> _AIM_
Write out the full listing exactly as given, minus the images.

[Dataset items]
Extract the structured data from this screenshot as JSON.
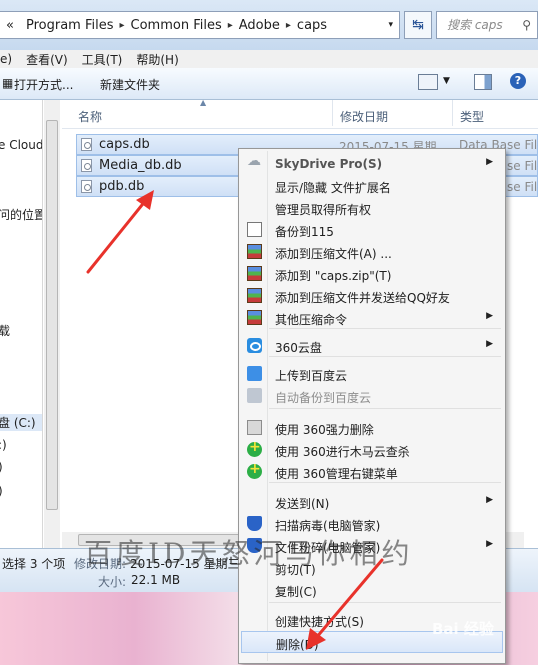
{
  "address": {
    "back_glyph": "«",
    "crumbs": [
      "Program Files",
      "Common Files",
      "Adobe",
      "caps"
    ],
    "sep": "▸",
    "dropdown": "▾",
    "refresh_glyph": "↹"
  },
  "search": {
    "placeholder": "搜索 caps",
    "icon": "search-icon"
  },
  "menubar": [
    "e)",
    "查看(V)",
    "工具(T)",
    "帮助(H)"
  ],
  "toolbar": {
    "open_with": "打开方式...",
    "new_folder": "新建文件夹"
  },
  "nav": {
    "items": [
      "e Cloud",
      "问的位置",
      "载",
      "盘 (C:)",
      ":)",
      ")",
      ")"
    ]
  },
  "columns": {
    "name": "名称",
    "modified": "修改日期",
    "type": "类型"
  },
  "files": [
    {
      "name": "caps.db",
      "date": "2015-07-15 星期...",
      "type": "Data Base File"
    },
    {
      "name": "Media_db.db",
      "date": "",
      "type": "Data Base File"
    },
    {
      "name": "pdb.db",
      "date": "",
      "type": "Data Base File"
    }
  ],
  "status": {
    "selected": "选择 3 个项",
    "modified_label": "修改日期:",
    "modified_value": "2015-07-15 星期三",
    "size_label": "大小:",
    "size_value": "22.1 MB"
  },
  "context_menu": {
    "items": [
      {
        "label": "SkyDrive Pro(S)",
        "icon": "skydrive-icon",
        "submenu": true
      },
      {
        "label": "显示/隐藏 文件扩展名",
        "icon": "",
        "submenu": false
      },
      {
        "label": "管理员取得所有权",
        "icon": "",
        "submenu": false
      },
      {
        "label": "备份到115",
        "icon": "backup-115-icon",
        "submenu": false
      },
      {
        "label": "添加到压缩文件(A) ...",
        "icon": "winrar-icon",
        "submenu": false
      },
      {
        "label": "添加到 \"caps.zip\"(T)",
        "icon": "winrar-icon",
        "submenu": false
      },
      {
        "label": "添加到压缩文件并发送给QQ好友",
        "icon": "winrar-icon",
        "submenu": false
      },
      {
        "label": "其他压缩命令",
        "icon": "winrar-icon",
        "submenu": true
      },
      {
        "label": "360云盘",
        "icon": "360-cloud-icon",
        "submenu": true
      },
      {
        "label": "上传到百度云",
        "icon": "baidu-cloud-icon",
        "submenu": false
      },
      {
        "label": "自动备份到百度云",
        "icon": "baidu-cloud-gray-icon",
        "submenu": false
      },
      {
        "label": "使用 360强力删除",
        "icon": "shredder-icon",
        "submenu": false
      },
      {
        "label": "使用 360进行木马云查杀",
        "icon": "360-plus-icon",
        "submenu": false
      },
      {
        "label": "使用 360管理右键菜单",
        "icon": "360-plus-icon",
        "submenu": false
      },
      {
        "label": "发送到(N)",
        "icon": "",
        "submenu": true
      },
      {
        "label": "扫描病毒(电脑管家)",
        "icon": "pcmgr-shield-icon",
        "submenu": false
      },
      {
        "label": "文件粉碎(电脑管家)",
        "icon": "pcmgr-shield-icon",
        "submenu": true
      },
      {
        "label": "剪切(T)",
        "icon": "",
        "submenu": false
      },
      {
        "label": "复制(C)",
        "icon": "",
        "submenu": false
      },
      {
        "label": "创建快捷方式(S)",
        "icon": "",
        "submenu": false
      },
      {
        "label": "删除(D)",
        "icon": "",
        "submenu": false
      }
    ],
    "submenu_arrow": "▶"
  },
  "watermark": "百度ID天怒河马你相约",
  "brand_mark": "Bai 经验"
}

> _COMPLETED EXERCISE_
Extract the structured data from this screenshot as JSON.
{
  "address": {
    "back_glyph": "«",
    "crumbs": [
      "Program Files",
      "Common Files",
      "Adobe",
      "caps"
    ],
    "sep": "▸",
    "dropdown": "▾",
    "refresh_glyph": "↹"
  },
  "search": {
    "placeholder": "搜索 caps",
    "icon": "search-icon"
  },
  "menubar": [
    "e)",
    "查看(V)",
    "工具(T)",
    "帮助(H)"
  ],
  "toolbar": {
    "open_with": "打开方式...",
    "new_folder": "新建文件夹"
  },
  "nav": {
    "items": [
      "e Cloud",
      "问的位置",
      "载",
      "盘 (C:)",
      ":)",
      ")",
      ")"
    ]
  },
  "columns": {
    "name": "名称",
    "modified": "修改日期",
    "type": "类型"
  },
  "files": [
    {
      "name": "caps.db",
      "date": "2015-07-15 星期...",
      "type": "Data Base File"
    },
    {
      "name": "Media_db.db",
      "date": "",
      "type": "Data Base File"
    },
    {
      "name": "pdb.db",
      "date": "",
      "type": "Data Base File"
    }
  ],
  "status": {
    "selected": "选择 3 个项",
    "modified_label": "修改日期:",
    "modified_value": "2015-07-15 星期三",
    "size_label": "大小:",
    "size_value": "22.1 MB"
  },
  "context_menu": {
    "items": [
      {
        "label": "SkyDrive Pro(S)",
        "icon": "skydrive-icon",
        "submenu": true
      },
      {
        "label": "显示/隐藏 文件扩展名",
        "icon": "",
        "submenu": false
      },
      {
        "label": "管理员取得所有权",
        "icon": "",
        "submenu": false
      },
      {
        "label": "备份到115",
        "icon": "backup-115-icon",
        "submenu": false
      },
      {
        "label": "添加到压缩文件(A) ...",
        "icon": "winrar-icon",
        "submenu": false
      },
      {
        "label": "添加到 \"caps.zip\"(T)",
        "icon": "winrar-icon",
        "submenu": false
      },
      {
        "label": "添加到压缩文件并发送给QQ好友",
        "icon": "winrar-icon",
        "submenu": false
      },
      {
        "label": "其他压缩命令",
        "icon": "winrar-icon",
        "submenu": true
      },
      {
        "label": "360云盘",
        "icon": "360-cloud-icon",
        "submenu": true
      },
      {
        "label": "上传到百度云",
        "icon": "baidu-cloud-icon",
        "submenu": false
      },
      {
        "label": "自动备份到百度云",
        "icon": "baidu-cloud-gray-icon",
        "submenu": false
      },
      {
        "label": "使用 360强力删除",
        "icon": "shredder-icon",
        "submenu": false
      },
      {
        "label": "使用 360进行木马云查杀",
        "icon": "360-plus-icon",
        "submenu": false
      },
      {
        "label": "使用 360管理右键菜单",
        "icon": "360-plus-icon",
        "submenu": false
      },
      {
        "label": "发送到(N)",
        "icon": "",
        "submenu": true
      },
      {
        "label": "扫描病毒(电脑管家)",
        "icon": "pcmgr-shield-icon",
        "submenu": false
      },
      {
        "label": "文件粉碎(电脑管家)",
        "icon": "pcmgr-shield-icon",
        "submenu": true
      },
      {
        "label": "剪切(T)",
        "icon": "",
        "submenu": false
      },
      {
        "label": "复制(C)",
        "icon": "",
        "submenu": false
      },
      {
        "label": "创建快捷方式(S)",
        "icon": "",
        "submenu": false
      },
      {
        "label": "删除(D)",
        "icon": "",
        "submenu": false
      }
    ],
    "submenu_arrow": "▶"
  },
  "watermark": "百度ID天怒河马你相约",
  "brand_mark": "Bai 经验"
}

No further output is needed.